■ Data shown ■
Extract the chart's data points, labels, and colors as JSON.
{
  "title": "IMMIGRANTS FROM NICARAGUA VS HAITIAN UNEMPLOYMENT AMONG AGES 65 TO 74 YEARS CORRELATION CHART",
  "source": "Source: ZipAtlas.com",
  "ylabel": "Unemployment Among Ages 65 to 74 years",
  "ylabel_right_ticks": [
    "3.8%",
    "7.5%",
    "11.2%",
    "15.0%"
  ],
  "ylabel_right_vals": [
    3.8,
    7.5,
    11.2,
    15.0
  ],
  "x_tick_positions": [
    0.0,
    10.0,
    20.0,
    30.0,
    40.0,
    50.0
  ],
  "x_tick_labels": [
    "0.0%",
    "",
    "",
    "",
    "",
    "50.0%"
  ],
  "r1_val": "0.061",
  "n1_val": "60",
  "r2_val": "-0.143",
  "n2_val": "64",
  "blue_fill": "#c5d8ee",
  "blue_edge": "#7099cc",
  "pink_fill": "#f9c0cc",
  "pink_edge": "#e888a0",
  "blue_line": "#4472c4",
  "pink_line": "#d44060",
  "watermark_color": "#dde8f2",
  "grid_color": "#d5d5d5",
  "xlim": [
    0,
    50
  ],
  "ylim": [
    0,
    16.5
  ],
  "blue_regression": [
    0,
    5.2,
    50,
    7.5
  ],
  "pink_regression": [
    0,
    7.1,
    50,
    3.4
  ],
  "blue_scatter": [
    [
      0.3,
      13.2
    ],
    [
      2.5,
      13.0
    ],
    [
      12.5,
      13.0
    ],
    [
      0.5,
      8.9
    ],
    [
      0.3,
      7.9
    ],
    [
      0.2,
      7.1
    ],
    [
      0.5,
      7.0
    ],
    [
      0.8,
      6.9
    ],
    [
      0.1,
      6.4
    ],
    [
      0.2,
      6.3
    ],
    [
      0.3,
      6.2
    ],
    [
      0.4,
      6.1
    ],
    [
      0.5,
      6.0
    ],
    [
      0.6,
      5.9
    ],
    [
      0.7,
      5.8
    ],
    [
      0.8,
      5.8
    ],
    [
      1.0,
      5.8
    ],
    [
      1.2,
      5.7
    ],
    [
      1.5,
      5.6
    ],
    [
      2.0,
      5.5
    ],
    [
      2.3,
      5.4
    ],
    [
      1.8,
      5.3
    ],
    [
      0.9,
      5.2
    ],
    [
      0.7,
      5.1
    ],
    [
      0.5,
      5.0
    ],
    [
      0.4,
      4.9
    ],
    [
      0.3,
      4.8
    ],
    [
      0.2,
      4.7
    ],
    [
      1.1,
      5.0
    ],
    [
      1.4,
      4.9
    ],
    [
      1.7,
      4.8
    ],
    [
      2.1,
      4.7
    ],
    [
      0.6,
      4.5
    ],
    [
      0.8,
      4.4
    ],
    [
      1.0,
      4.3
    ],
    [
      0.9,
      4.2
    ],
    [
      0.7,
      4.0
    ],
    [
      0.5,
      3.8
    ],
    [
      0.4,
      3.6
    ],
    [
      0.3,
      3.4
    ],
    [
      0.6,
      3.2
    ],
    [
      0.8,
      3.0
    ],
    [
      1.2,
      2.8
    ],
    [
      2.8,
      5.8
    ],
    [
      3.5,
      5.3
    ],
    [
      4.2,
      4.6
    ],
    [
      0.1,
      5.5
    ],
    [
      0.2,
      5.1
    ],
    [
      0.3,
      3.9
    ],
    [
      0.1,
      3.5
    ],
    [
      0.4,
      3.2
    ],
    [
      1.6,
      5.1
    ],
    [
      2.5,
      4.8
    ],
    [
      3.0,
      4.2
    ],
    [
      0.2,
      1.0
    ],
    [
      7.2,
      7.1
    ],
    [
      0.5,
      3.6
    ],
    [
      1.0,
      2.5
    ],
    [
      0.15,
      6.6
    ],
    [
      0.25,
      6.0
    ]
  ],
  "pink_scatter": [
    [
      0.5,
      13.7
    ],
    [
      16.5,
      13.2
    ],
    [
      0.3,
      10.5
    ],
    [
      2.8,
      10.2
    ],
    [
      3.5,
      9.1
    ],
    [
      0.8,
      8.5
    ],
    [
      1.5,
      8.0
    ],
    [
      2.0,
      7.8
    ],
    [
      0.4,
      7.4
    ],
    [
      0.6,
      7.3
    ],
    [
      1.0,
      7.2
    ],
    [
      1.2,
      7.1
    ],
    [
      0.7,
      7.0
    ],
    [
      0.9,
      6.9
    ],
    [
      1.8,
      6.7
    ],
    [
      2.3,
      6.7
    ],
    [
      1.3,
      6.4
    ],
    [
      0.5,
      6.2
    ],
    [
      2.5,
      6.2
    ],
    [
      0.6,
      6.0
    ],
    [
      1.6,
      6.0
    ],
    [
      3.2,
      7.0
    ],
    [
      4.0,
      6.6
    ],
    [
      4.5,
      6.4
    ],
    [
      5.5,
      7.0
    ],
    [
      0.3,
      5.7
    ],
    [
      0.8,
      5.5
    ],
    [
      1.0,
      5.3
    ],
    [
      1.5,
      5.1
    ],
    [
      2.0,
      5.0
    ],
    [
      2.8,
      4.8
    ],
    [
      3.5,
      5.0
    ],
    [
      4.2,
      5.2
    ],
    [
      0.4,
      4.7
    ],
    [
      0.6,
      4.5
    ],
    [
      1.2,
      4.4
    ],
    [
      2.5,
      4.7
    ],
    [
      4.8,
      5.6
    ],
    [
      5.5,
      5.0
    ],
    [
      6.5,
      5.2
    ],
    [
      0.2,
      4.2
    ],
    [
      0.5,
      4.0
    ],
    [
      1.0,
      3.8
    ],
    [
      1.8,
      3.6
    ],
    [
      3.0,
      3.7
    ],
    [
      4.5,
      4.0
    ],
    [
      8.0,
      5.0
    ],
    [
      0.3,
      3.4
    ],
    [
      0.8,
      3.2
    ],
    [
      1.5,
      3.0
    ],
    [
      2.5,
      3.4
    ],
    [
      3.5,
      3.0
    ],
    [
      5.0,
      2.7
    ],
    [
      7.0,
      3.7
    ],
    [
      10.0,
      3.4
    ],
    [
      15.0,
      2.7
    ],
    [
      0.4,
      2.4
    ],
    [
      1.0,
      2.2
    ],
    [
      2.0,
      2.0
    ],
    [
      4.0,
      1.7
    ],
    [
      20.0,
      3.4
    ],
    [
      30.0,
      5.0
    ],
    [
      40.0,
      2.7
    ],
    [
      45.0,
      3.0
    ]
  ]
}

■ Task to complete ■
Your task is to retype all of the records exactly.

■ Written response ■
Extract the chart's data points, labels, and colors as JSON.
{
  "title": "IMMIGRANTS FROM NICARAGUA VS HAITIAN UNEMPLOYMENT AMONG AGES 65 TO 74 YEARS CORRELATION CHART",
  "source": "Source: ZipAtlas.com",
  "ylabel": "Unemployment Among Ages 65 to 74 years",
  "ylabel_right_ticks": [
    "3.8%",
    "7.5%",
    "11.2%",
    "15.0%"
  ],
  "ylabel_right_vals": [
    3.8,
    7.5,
    11.2,
    15.0
  ],
  "x_tick_positions": [
    0.0,
    10.0,
    20.0,
    30.0,
    40.0,
    50.0
  ],
  "x_tick_labels": [
    "0.0%",
    "",
    "",
    "",
    "",
    "50.0%"
  ],
  "r1_val": "0.061",
  "n1_val": "60",
  "r2_val": "-0.143",
  "n2_val": "64",
  "blue_fill": "#c5d8ee",
  "blue_edge": "#7099cc",
  "pink_fill": "#f9c0cc",
  "pink_edge": "#e888a0",
  "blue_line": "#4472c4",
  "pink_line": "#d44060",
  "watermark_color": "#dde8f2",
  "grid_color": "#d5d5d5",
  "xlim": [
    0,
    50
  ],
  "ylim": [
    0,
    16.5
  ],
  "blue_regression": [
    0,
    5.2,
    50,
    7.5
  ],
  "pink_regression": [
    0,
    7.1,
    50,
    3.4
  ],
  "blue_scatter": [
    [
      0.3,
      13.2
    ],
    [
      2.5,
      13.0
    ],
    [
      12.5,
      13.0
    ],
    [
      0.5,
      8.9
    ],
    [
      0.3,
      7.9
    ],
    [
      0.2,
      7.1
    ],
    [
      0.5,
      7.0
    ],
    [
      0.8,
      6.9
    ],
    [
      0.1,
      6.4
    ],
    [
      0.2,
      6.3
    ],
    [
      0.3,
      6.2
    ],
    [
      0.4,
      6.1
    ],
    [
      0.5,
      6.0
    ],
    [
      0.6,
      5.9
    ],
    [
      0.7,
      5.8
    ],
    [
      0.8,
      5.8
    ],
    [
      1.0,
      5.8
    ],
    [
      1.2,
      5.7
    ],
    [
      1.5,
      5.6
    ],
    [
      2.0,
      5.5
    ],
    [
      2.3,
      5.4
    ],
    [
      1.8,
      5.3
    ],
    [
      0.9,
      5.2
    ],
    [
      0.7,
      5.1
    ],
    [
      0.5,
      5.0
    ],
    [
      0.4,
      4.9
    ],
    [
      0.3,
      4.8
    ],
    [
      0.2,
      4.7
    ],
    [
      1.1,
      5.0
    ],
    [
      1.4,
      4.9
    ],
    [
      1.7,
      4.8
    ],
    [
      2.1,
      4.7
    ],
    [
      0.6,
      4.5
    ],
    [
      0.8,
      4.4
    ],
    [
      1.0,
      4.3
    ],
    [
      0.9,
      4.2
    ],
    [
      0.7,
      4.0
    ],
    [
      0.5,
      3.8
    ],
    [
      0.4,
      3.6
    ],
    [
      0.3,
      3.4
    ],
    [
      0.6,
      3.2
    ],
    [
      0.8,
      3.0
    ],
    [
      1.2,
      2.8
    ],
    [
      2.8,
      5.8
    ],
    [
      3.5,
      5.3
    ],
    [
      4.2,
      4.6
    ],
    [
      0.1,
      5.5
    ],
    [
      0.2,
      5.1
    ],
    [
      0.3,
      3.9
    ],
    [
      0.1,
      3.5
    ],
    [
      0.4,
      3.2
    ],
    [
      1.6,
      5.1
    ],
    [
      2.5,
      4.8
    ],
    [
      3.0,
      4.2
    ],
    [
      0.2,
      1.0
    ],
    [
      7.2,
      7.1
    ],
    [
      0.5,
      3.6
    ],
    [
      1.0,
      2.5
    ],
    [
      0.15,
      6.6
    ],
    [
      0.25,
      6.0
    ]
  ],
  "pink_scatter": [
    [
      0.5,
      13.7
    ],
    [
      16.5,
      13.2
    ],
    [
      0.3,
      10.5
    ],
    [
      2.8,
      10.2
    ],
    [
      3.5,
      9.1
    ],
    [
      0.8,
      8.5
    ],
    [
      1.5,
      8.0
    ],
    [
      2.0,
      7.8
    ],
    [
      0.4,
      7.4
    ],
    [
      0.6,
      7.3
    ],
    [
      1.0,
      7.2
    ],
    [
      1.2,
      7.1
    ],
    [
      0.7,
      7.0
    ],
    [
      0.9,
      6.9
    ],
    [
      1.8,
      6.7
    ],
    [
      2.3,
      6.7
    ],
    [
      1.3,
      6.4
    ],
    [
      0.5,
      6.2
    ],
    [
      2.5,
      6.2
    ],
    [
      0.6,
      6.0
    ],
    [
      1.6,
      6.0
    ],
    [
      3.2,
      7.0
    ],
    [
      4.0,
      6.6
    ],
    [
      4.5,
      6.4
    ],
    [
      5.5,
      7.0
    ],
    [
      0.3,
      5.7
    ],
    [
      0.8,
      5.5
    ],
    [
      1.0,
      5.3
    ],
    [
      1.5,
      5.1
    ],
    [
      2.0,
      5.0
    ],
    [
      2.8,
      4.8
    ],
    [
      3.5,
      5.0
    ],
    [
      4.2,
      5.2
    ],
    [
      0.4,
      4.7
    ],
    [
      0.6,
      4.5
    ],
    [
      1.2,
      4.4
    ],
    [
      2.5,
      4.7
    ],
    [
      4.8,
      5.6
    ],
    [
      5.5,
      5.0
    ],
    [
      6.5,
      5.2
    ],
    [
      0.2,
      4.2
    ],
    [
      0.5,
      4.0
    ],
    [
      1.0,
      3.8
    ],
    [
      1.8,
      3.6
    ],
    [
      3.0,
      3.7
    ],
    [
      4.5,
      4.0
    ],
    [
      8.0,
      5.0
    ],
    [
      0.3,
      3.4
    ],
    [
      0.8,
      3.2
    ],
    [
      1.5,
      3.0
    ],
    [
      2.5,
      3.4
    ],
    [
      3.5,
      3.0
    ],
    [
      5.0,
      2.7
    ],
    [
      7.0,
      3.7
    ],
    [
      10.0,
      3.4
    ],
    [
      15.0,
      2.7
    ],
    [
      0.4,
      2.4
    ],
    [
      1.0,
      2.2
    ],
    [
      2.0,
      2.0
    ],
    [
      4.0,
      1.7
    ],
    [
      20.0,
      3.4
    ],
    [
      30.0,
      5.0
    ],
    [
      40.0,
      2.7
    ],
    [
      45.0,
      3.0
    ]
  ]
}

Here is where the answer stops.